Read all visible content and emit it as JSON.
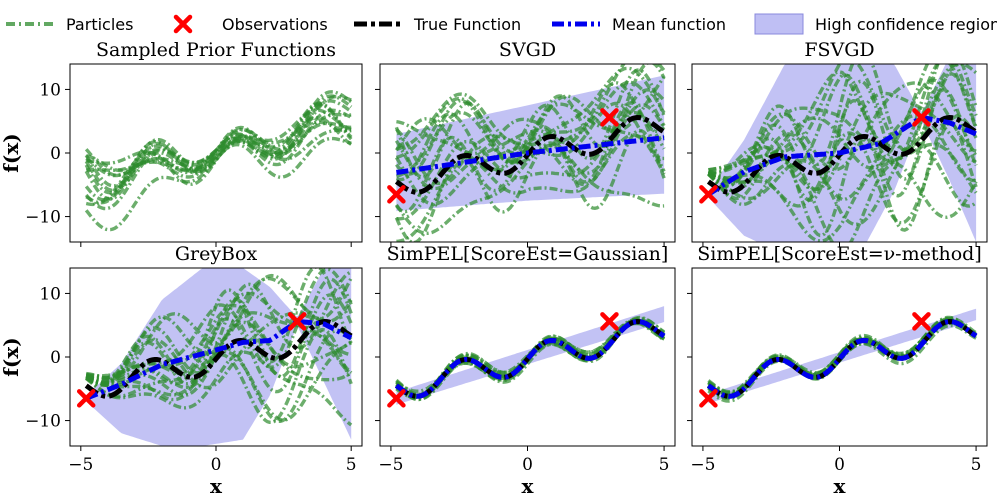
{
  "legend": [
    {
      "label": "Particles",
      "kind": "particles"
    },
    {
      "label": "Observations",
      "kind": "observations"
    },
    {
      "label": "True Function",
      "kind": "true"
    },
    {
      "label": "Mean function",
      "kind": "mean"
    },
    {
      "label": "High confidence region",
      "kind": "region"
    }
  ],
  "colors": {
    "particles": "#2e8b2e",
    "observations": "#ff0000",
    "true_function": "#000000",
    "mean_function": "#0000ee",
    "confidence_region": "#aaaaf0"
  },
  "chart_data": [
    {
      "type": "line",
      "title": "Sampled Prior Functions",
      "xlabel": "",
      "ylabel": "f(x)",
      "xlim": [
        -5.4,
        5.4
      ],
      "ylim": [
        -14,
        14
      ],
      "xticks": [],
      "yticks": [
        10,
        0,
        -10
      ],
      "ytick_labels": [
        "10",
        "0",
        "−10"
      ],
      "shows": {
        "particles": true,
        "true": false,
        "mean": false,
        "region": false,
        "observations": false
      },
      "particles": {
        "count": 14,
        "spread_left": 7,
        "spread_mid": 1.5,
        "spread_right": 6
      },
      "confidence_band": null,
      "observations": []
    },
    {
      "type": "line",
      "title": "SVGD",
      "xlabel": "",
      "ylabel": "",
      "xlim": [
        -5.4,
        5.4
      ],
      "ylim": [
        -14,
        14
      ],
      "xticks": [],
      "yticks": [],
      "shows": {
        "particles": true,
        "true": true,
        "mean": true,
        "region": true,
        "observations": true
      },
      "particles": {
        "count": 16,
        "spread_left": 10,
        "spread_mid": 6,
        "spread_right": 11
      },
      "mean_function": {
        "x": [
          -5,
          0,
          5
        ],
        "y": [
          -3.2,
          0,
          2.4
        ]
      },
      "confidence_band": {
        "x": [
          -5,
          0,
          5
        ],
        "lower": [
          -9.2,
          -7.5,
          -6.4
        ],
        "upper": [
          2.8,
          7.5,
          12.2
        ]
      },
      "observations": [
        {
          "x": -4.8,
          "y": -6.5
        },
        {
          "x": 3,
          "y": 5.6
        }
      ]
    },
    {
      "type": "line",
      "title": "FSVGD",
      "xlabel": "",
      "ylabel": "",
      "xlim": [
        -5.4,
        5.4
      ],
      "ylim": [
        -14,
        14
      ],
      "xticks": [],
      "yticks": [],
      "shows": {
        "particles": true,
        "true": true,
        "mean": true,
        "region": true,
        "observations": true
      },
      "particles": {
        "count": 16,
        "spread_left": 0.5,
        "spread_mid": 14,
        "spread_right": 12
      },
      "mean_function": {
        "x": [
          -4.8,
          -3.5,
          -2,
          0,
          1.5,
          3,
          4,
          5
        ],
        "y": [
          -6.5,
          -3,
          -0.6,
          0,
          1.5,
          5.6,
          4.8,
          3
        ]
      },
      "confidence_band": {
        "x": [
          -4.8,
          -3.5,
          -2,
          -0.5,
          1,
          2,
          3,
          4,
          5
        ],
        "lower": [
          -7,
          -13,
          -16,
          -16,
          -14,
          -6,
          5,
          -4,
          -14
        ],
        "upper": [
          -6,
          2,
          14,
          16,
          16,
          14,
          6.2,
          15,
          16
        ]
      },
      "observations": [
        {
          "x": -4.8,
          "y": -6.5
        },
        {
          "x": 3,
          "y": 5.6
        }
      ]
    },
    {
      "type": "line",
      "title": "GreyBox",
      "xlabel": "x",
      "ylabel": "f(x)",
      "xlim": [
        -5.4,
        5.4
      ],
      "ylim": [
        -14,
        14
      ],
      "xticks": [
        -5,
        0,
        5
      ],
      "xtick_labels": [
        "−5",
        "0",
        "5"
      ],
      "yticks": [
        10,
        0,
        -10
      ],
      "ytick_labels": [
        "10",
        "0",
        "−10"
      ],
      "shows": {
        "particles": true,
        "true": true,
        "mean": true,
        "region": true,
        "observations": true
      },
      "particles": {
        "count": 16,
        "spread_left": 0.5,
        "spread_mid": 10,
        "spread_right": 12
      },
      "mean_function": {
        "x": [
          -4.8,
          -3.5,
          -2,
          -0.5,
          1,
          2,
          3,
          4,
          5
        ],
        "y": [
          -6.5,
          -4.3,
          -1.2,
          0.5,
          2.3,
          2.6,
          5.6,
          5.2,
          3
        ]
      },
      "confidence_band": {
        "x": [
          -4.8,
          -3.5,
          -2,
          -0.5,
          1,
          2,
          3,
          4,
          5
        ],
        "lower": [
          -7,
          -12,
          -14,
          -14,
          -13,
          -6,
          5,
          -4,
          -13
        ],
        "upper": [
          -6,
          -1,
          9,
          14,
          14,
          11,
          6.2,
          14,
          14
        ]
      },
      "observations": [
        {
          "x": -4.8,
          "y": -6.5
        },
        {
          "x": 3,
          "y": 5.6
        }
      ]
    },
    {
      "type": "line",
      "title": "SimPEL[ScoreEst=Gaussian]",
      "xlabel": "x",
      "ylabel": "",
      "xlim": [
        -5.4,
        5.4
      ],
      "ylim": [
        -14,
        14
      ],
      "xticks": [
        -5,
        0,
        5
      ],
      "xtick_labels": [
        "−5",
        "0",
        "5"
      ],
      "yticks": [],
      "shows": {
        "particles": true,
        "true": true,
        "mean": true,
        "region": true,
        "observations": true
      },
      "particles": {
        "count": 12,
        "spread_left": 0.9,
        "spread_mid": 0.9,
        "spread_right": 0.9
      },
      "mean_function": {
        "x": [
          -4.8,
          5
        ],
        "y": [
          -6.5,
          6.8
        ]
      },
      "confidence_band": {
        "x": [
          -4.8,
          5
        ],
        "lower": [
          -7.5,
          5.5
        ],
        "upper": [
          -5.5,
          8
        ]
      },
      "observations": [
        {
          "x": -4.8,
          "y": -6.5
        },
        {
          "x": 3,
          "y": 5.6
        }
      ]
    },
    {
      "type": "line",
      "title": "SimPEL[ScoreEst=ν-method]",
      "xlabel": "x",
      "ylabel": "",
      "xlim": [
        -5.4,
        5.4
      ],
      "ylim": [
        -14,
        14
      ],
      "xticks": [
        -5,
        0,
        5
      ],
      "xtick_labels": [
        "−5",
        "0",
        "5"
      ],
      "yticks": [],
      "shows": {
        "particles": true,
        "true": true,
        "mean": true,
        "region": true,
        "observations": true
      },
      "particles": {
        "count": 12,
        "spread_left": 0.7,
        "spread_mid": 0.7,
        "spread_right": 0.7
      },
      "mean_function": {
        "x": [
          -4.8,
          5
        ],
        "y": [
          -6.5,
          6.8
        ]
      },
      "confidence_band": {
        "x": [
          -4.8,
          5
        ],
        "lower": [
          -7.3,
          5.8
        ],
        "upper": [
          -5.8,
          7.6
        ]
      },
      "observations": [
        {
          "x": -4.8,
          "y": -6.5
        },
        {
          "x": 3,
          "y": 5.6
        }
      ]
    }
  ]
}
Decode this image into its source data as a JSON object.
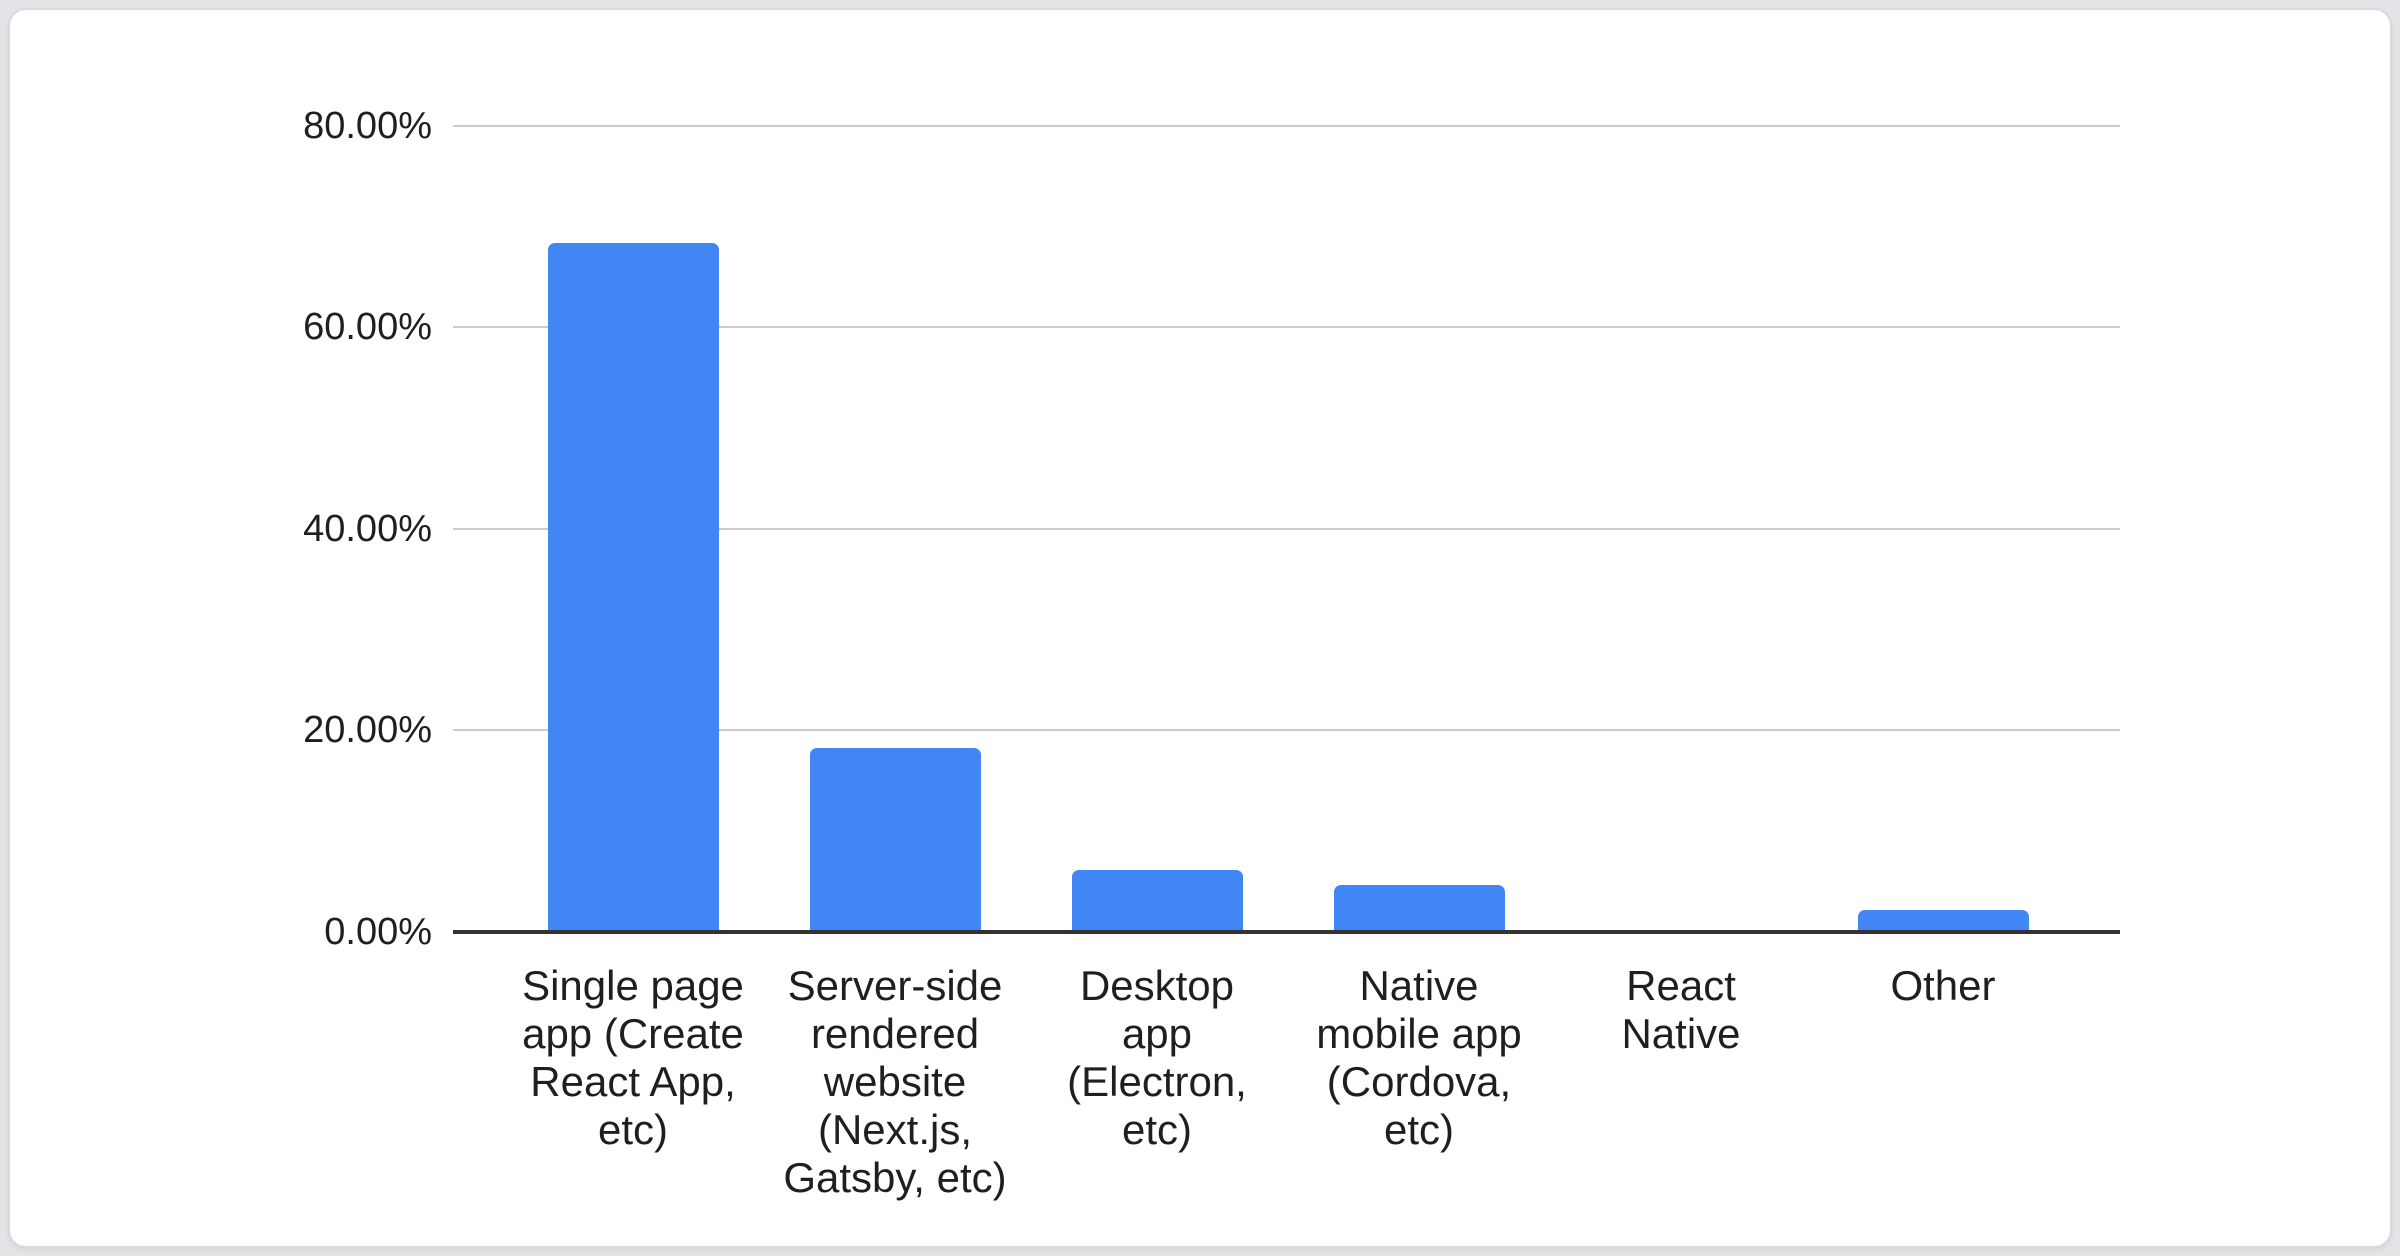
{
  "chart_data": {
    "type": "bar",
    "title": "",
    "xlabel": "",
    "ylabel": "",
    "categories": [
      "Single page\napp (Create\nReact App,\netc)",
      "Server-side\nrendered\nwebsite\n(Next.js,\nGatsby, etc)",
      "Desktop\napp\n(Electron,\netc)",
      "Native\nmobile app\n(Cordova,\netc)",
      "React\nNative",
      "Other"
    ],
    "values": [
      68.4,
      18.3,
      6.2,
      4.7,
      0,
      2.2
    ],
    "value_unit": "percent",
    "ylim": [
      0,
      80
    ],
    "yticks": [
      {
        "label": "80.00%",
        "value": 80
      },
      {
        "label": "60.00%",
        "value": 60
      },
      {
        "label": "40.00%",
        "value": 40
      },
      {
        "label": "20.00%",
        "value": 20
      },
      {
        "label": "0.00%",
        "value": 0
      }
    ],
    "legend": "none",
    "grid": true,
    "colors": {
      "bar": "#4285f4",
      "gridline": "#cccccc",
      "baseline": "#333333",
      "text": "#1f1f1f",
      "card_background": "#ffffff",
      "page_background": "#e2e4e7"
    }
  }
}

__Do this__. Exactly the lines from the one with "Decode this image" through the end of the listing above are to be repeated, with no pictures.

__Exercise result__.
Decode this image into its source data as a JSON object.
{
  "chart_data": {
    "type": "bar",
    "title": "",
    "xlabel": "",
    "ylabel": "",
    "categories": [
      "Single page\napp (Create\nReact App,\netc)",
      "Server-side\nrendered\nwebsite\n(Next.js,\nGatsby, etc)",
      "Desktop\napp\n(Electron,\netc)",
      "Native\nmobile app\n(Cordova,\netc)",
      "React\nNative",
      "Other"
    ],
    "values": [
      68.4,
      18.3,
      6.2,
      4.7,
      0,
      2.2
    ],
    "value_unit": "percent",
    "ylim": [
      0,
      80
    ],
    "yticks": [
      {
        "label": "80.00%",
        "value": 80
      },
      {
        "label": "60.00%",
        "value": 60
      },
      {
        "label": "40.00%",
        "value": 40
      },
      {
        "label": "20.00%",
        "value": 20
      },
      {
        "label": "0.00%",
        "value": 0
      }
    ],
    "legend": "none",
    "grid": true,
    "colors": {
      "bar": "#4285f4",
      "gridline": "#cccccc",
      "baseline": "#333333",
      "text": "#1f1f1f",
      "card_background": "#ffffff",
      "page_background": "#e2e4e7"
    }
  }
}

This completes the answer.